Given information:
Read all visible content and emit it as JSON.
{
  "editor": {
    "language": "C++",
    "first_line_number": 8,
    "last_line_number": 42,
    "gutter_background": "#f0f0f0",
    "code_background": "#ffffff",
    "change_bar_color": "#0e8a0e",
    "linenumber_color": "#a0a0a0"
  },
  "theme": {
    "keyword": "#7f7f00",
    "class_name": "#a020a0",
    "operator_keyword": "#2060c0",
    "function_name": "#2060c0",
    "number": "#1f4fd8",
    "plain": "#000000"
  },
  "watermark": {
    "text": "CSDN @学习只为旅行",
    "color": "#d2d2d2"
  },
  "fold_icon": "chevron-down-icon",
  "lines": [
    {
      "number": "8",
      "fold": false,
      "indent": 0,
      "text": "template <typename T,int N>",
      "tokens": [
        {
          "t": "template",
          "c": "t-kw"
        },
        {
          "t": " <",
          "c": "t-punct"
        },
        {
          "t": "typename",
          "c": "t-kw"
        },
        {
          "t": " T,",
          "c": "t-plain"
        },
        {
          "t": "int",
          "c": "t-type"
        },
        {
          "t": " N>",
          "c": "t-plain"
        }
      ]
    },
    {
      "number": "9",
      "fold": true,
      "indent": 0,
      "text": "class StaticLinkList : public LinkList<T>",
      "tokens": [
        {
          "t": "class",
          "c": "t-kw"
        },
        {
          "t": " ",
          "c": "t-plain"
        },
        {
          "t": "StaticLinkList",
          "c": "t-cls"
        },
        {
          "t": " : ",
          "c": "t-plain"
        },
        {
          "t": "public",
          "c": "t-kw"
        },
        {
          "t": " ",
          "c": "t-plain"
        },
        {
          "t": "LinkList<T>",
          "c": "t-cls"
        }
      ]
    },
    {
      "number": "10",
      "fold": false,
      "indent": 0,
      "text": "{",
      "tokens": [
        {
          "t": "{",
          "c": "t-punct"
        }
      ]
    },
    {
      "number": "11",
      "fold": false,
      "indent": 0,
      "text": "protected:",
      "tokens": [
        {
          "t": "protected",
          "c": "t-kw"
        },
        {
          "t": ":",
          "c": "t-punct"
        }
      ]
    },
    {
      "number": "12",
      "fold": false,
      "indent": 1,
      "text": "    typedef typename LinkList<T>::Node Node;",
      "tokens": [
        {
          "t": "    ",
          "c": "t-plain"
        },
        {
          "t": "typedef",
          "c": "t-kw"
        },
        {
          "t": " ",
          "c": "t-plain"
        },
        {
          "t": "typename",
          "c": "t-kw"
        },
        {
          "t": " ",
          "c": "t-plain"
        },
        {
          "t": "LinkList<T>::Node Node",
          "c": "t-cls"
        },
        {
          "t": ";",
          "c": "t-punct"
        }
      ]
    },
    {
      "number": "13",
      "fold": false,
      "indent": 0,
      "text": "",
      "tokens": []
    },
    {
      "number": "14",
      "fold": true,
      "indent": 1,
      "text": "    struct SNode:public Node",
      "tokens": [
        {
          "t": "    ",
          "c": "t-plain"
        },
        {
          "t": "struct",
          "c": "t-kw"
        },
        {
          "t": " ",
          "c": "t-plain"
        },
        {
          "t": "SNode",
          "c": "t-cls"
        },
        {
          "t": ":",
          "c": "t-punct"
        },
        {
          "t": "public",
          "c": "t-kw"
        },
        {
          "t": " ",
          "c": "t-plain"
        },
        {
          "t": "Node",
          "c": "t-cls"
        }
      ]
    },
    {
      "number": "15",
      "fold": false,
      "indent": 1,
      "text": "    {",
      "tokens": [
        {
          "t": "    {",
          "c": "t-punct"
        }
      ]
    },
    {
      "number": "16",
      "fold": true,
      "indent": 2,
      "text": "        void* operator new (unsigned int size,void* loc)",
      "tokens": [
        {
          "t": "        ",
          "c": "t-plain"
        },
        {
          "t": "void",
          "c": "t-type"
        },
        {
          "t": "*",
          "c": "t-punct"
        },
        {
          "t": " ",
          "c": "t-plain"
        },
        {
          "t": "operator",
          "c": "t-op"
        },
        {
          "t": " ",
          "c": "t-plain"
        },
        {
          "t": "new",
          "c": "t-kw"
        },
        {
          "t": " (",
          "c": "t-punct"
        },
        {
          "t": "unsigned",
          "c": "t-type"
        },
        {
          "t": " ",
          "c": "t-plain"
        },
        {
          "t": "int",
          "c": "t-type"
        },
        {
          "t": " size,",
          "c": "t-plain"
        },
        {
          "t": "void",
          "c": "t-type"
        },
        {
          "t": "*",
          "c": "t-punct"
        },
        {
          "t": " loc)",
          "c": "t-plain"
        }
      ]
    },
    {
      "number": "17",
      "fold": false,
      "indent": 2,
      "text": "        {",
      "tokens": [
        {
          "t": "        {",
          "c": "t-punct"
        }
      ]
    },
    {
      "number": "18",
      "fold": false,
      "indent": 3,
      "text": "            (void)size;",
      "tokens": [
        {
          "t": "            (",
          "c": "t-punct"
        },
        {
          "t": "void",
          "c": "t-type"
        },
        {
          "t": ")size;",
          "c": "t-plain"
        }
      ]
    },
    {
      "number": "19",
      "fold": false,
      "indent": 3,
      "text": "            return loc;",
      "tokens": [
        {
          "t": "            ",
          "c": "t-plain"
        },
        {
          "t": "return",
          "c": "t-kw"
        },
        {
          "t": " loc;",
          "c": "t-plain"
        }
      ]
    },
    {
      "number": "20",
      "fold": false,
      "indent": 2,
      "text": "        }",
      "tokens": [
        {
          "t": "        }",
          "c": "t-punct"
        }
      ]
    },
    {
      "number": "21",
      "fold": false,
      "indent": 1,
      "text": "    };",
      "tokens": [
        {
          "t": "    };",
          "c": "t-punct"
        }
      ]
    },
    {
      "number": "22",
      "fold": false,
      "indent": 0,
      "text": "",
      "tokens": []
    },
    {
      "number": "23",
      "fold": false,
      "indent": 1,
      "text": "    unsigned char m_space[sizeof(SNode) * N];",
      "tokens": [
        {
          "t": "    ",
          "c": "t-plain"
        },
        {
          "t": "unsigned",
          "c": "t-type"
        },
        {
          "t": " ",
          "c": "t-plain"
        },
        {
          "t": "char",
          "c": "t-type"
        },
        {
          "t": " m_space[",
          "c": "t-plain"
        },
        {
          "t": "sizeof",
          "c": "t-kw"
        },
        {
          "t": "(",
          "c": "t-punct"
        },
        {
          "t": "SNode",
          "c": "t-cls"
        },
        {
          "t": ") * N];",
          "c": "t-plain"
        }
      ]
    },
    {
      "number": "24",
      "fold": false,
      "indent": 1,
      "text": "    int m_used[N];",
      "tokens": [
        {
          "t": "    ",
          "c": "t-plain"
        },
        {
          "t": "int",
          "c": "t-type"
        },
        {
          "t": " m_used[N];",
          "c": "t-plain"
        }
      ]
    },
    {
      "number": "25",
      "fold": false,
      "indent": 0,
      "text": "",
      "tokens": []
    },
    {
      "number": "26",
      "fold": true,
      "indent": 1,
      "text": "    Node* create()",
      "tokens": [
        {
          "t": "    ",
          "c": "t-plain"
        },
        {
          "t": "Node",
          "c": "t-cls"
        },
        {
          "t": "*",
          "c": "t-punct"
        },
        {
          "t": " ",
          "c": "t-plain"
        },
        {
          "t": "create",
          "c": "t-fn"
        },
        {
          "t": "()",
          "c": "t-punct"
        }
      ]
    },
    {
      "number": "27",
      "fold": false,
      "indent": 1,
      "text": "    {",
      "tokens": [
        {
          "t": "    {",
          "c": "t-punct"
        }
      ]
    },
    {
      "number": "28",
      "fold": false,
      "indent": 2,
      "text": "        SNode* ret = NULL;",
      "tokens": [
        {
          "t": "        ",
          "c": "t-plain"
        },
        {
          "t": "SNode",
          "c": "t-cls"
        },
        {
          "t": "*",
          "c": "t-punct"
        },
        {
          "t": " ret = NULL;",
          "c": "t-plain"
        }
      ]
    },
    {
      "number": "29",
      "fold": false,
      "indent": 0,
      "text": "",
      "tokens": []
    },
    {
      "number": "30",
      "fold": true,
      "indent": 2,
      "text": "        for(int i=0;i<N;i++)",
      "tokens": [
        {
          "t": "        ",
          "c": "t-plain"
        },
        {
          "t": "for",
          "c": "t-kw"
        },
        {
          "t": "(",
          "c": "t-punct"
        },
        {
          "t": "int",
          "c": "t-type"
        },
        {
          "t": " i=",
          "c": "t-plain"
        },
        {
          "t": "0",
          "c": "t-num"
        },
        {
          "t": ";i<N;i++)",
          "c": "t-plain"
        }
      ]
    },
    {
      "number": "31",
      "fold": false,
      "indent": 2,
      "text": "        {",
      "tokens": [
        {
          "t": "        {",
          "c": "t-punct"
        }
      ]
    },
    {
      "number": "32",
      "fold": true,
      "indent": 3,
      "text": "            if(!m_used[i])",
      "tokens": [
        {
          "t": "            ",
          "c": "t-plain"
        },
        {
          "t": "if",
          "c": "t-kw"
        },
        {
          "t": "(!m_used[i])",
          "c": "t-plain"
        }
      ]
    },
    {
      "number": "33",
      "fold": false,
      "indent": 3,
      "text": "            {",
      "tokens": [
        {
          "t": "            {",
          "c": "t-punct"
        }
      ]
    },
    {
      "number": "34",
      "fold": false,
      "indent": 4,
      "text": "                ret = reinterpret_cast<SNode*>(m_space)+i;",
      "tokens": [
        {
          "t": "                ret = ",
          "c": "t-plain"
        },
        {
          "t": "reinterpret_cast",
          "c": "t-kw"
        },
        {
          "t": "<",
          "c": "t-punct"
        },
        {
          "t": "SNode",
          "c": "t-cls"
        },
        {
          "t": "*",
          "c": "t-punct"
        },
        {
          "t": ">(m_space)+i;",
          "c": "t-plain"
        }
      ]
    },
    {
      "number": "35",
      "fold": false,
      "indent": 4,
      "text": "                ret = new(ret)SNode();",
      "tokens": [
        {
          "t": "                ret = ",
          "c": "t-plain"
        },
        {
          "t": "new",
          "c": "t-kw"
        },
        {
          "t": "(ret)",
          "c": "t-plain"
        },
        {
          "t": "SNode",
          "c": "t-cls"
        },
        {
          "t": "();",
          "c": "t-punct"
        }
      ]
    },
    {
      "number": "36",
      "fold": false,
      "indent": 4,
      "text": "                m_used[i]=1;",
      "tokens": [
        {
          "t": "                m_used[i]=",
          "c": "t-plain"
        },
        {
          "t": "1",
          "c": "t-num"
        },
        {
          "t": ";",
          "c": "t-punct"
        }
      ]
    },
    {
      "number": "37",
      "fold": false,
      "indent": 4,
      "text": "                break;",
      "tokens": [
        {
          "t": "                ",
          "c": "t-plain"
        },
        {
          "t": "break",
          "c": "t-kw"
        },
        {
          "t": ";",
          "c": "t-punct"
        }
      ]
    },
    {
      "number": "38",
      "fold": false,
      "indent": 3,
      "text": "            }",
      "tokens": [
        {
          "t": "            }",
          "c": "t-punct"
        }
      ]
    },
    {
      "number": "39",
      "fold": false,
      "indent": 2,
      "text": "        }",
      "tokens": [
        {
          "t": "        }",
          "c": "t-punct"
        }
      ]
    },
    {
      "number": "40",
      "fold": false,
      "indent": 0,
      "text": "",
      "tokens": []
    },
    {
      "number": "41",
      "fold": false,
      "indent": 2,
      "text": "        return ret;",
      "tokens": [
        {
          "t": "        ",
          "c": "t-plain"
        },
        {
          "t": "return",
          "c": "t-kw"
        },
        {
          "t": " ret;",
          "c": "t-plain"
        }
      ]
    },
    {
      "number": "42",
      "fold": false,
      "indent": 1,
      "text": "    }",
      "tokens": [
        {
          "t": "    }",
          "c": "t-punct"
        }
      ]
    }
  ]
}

Job: Gather all lines with the string "public" from the data.

Solution to this exercise:
      "text": "class StaticLinkList : public LinkList<T>",
          "t": "public",
      "text": "    struct SNode:public Node",
          "t": "public",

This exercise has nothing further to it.